[BEGIN SELECTION]
Migration Testing

Schema migrations are one of the riskiest deployment operations. A bad migration can cause data loss, corruption, or extended downtime. Testing migrations before they reach production is essential — and often overlooked.

What Makes Migrations Risky

Risk	Example	Impact
Data loss	Dropping a column that still has data	Irreversible data destruction
Data corruption	Type conversion truncates values	Silent data modification
Downtime	Adding an index on a large table without `CONCURRENTLY`	Table locked for minutes
Failed rollback	Rollback script does not restore original schema	Cannot undo a bad migration
Default value bug	New NOT NULL column without default — existing rows fail	Application errors
Foreign key break	Adding FK to column with orphaned data	Migration fails

Migration Testing Checklist

Test	How
Migration applies cleanly	Run on a copy of production schema
Rollback works	Apply, roll back — schema returns to original state
Data is preserved	Insert known data before migration, verify after
Default values	New NOT NULL column must have a default — verify existing rows
Performance	Adding index on large table must not lock for minutes
Application compatibility	New schema works with both old and new application code

Testing Migrations with Scripts

#!/bin/bash
set -euo pipefail

echo "=== Creating test database from production schema ==="
[END SELECTION]
[BEGIN ENTRIES PROVIDED]
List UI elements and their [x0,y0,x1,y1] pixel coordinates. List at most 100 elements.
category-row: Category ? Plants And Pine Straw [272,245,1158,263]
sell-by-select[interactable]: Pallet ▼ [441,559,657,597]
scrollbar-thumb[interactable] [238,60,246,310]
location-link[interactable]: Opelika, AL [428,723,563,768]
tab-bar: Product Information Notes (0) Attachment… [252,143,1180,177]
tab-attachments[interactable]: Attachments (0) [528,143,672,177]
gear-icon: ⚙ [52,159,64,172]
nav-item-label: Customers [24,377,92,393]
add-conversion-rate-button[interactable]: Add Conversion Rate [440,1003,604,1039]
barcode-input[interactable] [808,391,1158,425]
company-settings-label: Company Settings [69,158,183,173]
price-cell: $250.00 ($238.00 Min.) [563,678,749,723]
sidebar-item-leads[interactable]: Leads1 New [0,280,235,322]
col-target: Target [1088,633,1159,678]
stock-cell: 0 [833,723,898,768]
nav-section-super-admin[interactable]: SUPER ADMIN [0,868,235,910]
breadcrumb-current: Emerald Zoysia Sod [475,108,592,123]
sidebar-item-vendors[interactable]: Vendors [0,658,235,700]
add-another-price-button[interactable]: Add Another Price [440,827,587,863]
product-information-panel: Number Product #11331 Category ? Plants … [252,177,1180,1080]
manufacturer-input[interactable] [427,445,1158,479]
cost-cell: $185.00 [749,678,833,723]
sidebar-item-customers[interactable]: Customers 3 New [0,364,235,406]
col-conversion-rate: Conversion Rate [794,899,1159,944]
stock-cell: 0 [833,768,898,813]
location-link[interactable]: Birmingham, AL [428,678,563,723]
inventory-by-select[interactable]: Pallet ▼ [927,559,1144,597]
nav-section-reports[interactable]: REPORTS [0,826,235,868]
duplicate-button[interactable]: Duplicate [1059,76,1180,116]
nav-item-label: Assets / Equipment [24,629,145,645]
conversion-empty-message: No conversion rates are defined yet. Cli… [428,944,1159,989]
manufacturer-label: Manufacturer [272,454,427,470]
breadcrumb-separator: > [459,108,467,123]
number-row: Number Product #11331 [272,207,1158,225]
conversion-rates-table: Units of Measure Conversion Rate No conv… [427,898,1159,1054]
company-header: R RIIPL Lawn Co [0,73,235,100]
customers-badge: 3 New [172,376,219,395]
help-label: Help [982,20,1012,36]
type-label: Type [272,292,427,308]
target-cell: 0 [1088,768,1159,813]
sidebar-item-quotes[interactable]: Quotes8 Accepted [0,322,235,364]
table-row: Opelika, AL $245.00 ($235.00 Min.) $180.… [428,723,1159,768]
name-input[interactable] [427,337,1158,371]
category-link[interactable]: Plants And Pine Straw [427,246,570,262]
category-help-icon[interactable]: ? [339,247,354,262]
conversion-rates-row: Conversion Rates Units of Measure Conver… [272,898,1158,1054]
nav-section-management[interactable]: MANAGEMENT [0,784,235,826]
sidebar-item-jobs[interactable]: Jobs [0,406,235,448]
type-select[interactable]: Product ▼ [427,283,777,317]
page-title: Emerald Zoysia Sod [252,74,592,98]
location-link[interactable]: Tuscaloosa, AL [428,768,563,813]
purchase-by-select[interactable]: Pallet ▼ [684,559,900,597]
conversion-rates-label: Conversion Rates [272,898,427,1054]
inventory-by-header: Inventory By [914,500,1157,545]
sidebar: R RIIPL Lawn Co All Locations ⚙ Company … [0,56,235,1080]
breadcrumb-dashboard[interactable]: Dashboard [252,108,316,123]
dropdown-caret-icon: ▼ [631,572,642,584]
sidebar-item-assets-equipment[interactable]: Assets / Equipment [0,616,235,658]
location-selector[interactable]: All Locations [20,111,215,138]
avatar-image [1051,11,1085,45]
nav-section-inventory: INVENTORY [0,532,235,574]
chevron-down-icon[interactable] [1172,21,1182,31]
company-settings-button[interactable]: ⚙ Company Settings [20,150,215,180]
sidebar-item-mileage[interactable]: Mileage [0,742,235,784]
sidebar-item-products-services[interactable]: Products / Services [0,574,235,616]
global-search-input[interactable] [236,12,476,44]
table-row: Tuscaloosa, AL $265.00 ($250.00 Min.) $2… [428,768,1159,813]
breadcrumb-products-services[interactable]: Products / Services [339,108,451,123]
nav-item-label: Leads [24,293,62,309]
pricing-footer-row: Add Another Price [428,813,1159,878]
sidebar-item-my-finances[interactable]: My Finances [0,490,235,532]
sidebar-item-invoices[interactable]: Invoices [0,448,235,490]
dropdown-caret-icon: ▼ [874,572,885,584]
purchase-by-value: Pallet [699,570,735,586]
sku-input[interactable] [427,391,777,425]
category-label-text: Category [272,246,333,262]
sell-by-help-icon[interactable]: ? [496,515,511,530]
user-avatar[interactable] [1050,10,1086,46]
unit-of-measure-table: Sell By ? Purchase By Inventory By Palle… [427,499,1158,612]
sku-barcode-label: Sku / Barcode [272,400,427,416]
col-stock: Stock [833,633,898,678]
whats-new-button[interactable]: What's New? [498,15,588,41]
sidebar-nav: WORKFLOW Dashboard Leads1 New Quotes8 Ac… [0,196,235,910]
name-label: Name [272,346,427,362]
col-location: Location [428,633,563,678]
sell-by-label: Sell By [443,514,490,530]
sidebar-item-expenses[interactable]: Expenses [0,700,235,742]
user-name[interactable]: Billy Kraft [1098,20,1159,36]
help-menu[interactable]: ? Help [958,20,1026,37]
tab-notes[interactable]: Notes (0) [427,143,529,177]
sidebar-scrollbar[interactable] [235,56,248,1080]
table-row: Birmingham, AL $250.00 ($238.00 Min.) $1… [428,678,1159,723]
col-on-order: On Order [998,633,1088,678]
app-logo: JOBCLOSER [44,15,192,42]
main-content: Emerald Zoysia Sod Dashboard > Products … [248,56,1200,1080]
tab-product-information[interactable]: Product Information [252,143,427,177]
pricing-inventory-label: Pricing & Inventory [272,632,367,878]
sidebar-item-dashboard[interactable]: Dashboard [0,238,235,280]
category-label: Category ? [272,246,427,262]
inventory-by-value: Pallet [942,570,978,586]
[END ENTRIES PROVIDED]
Please transcribe the migration testing text in full, without changing a character. The material comes from a separate source.

Migration Testing

Schema migrations are one of the riskiest deployment operations. A bad migration can cause data loss, corruption, or extended downtime. Testing migrations before they reach production is essential — and often overlooked.

What Makes Migrations Risky

Risk	Example	Impact
Data loss	Dropping a column that still has data	Irreversible data destruction
Data corruption	Type conversion truncates values	Silent data modification
Downtime	Adding an index on a large table without `CONCURRENTLY`	Table locked for minutes
Failed rollback	Rollback script does not restore original schema	Cannot undo a bad migration
Default value bug	New NOT NULL column without default — existing rows fail	Application errors
Foreign key break	Adding FK to column with orphaned data	Migration fails

Migration Testing Checklist

Test	How
Migration applies cleanly	Run on a copy of production schema
Rollback works	Apply, roll back — schema returns to original state
Data is preserved	Insert known data before migration, verify after
Default values	New NOT NULL column must have a default — verify existing rows
Performance	Adding index on large table must not lock for minutes
Application compatibility	New schema works with both old and new application code

Testing Migrations with Scripts

#!/bin/bash
set -euo pipefail

echo "=== Creating test database from production schema ==="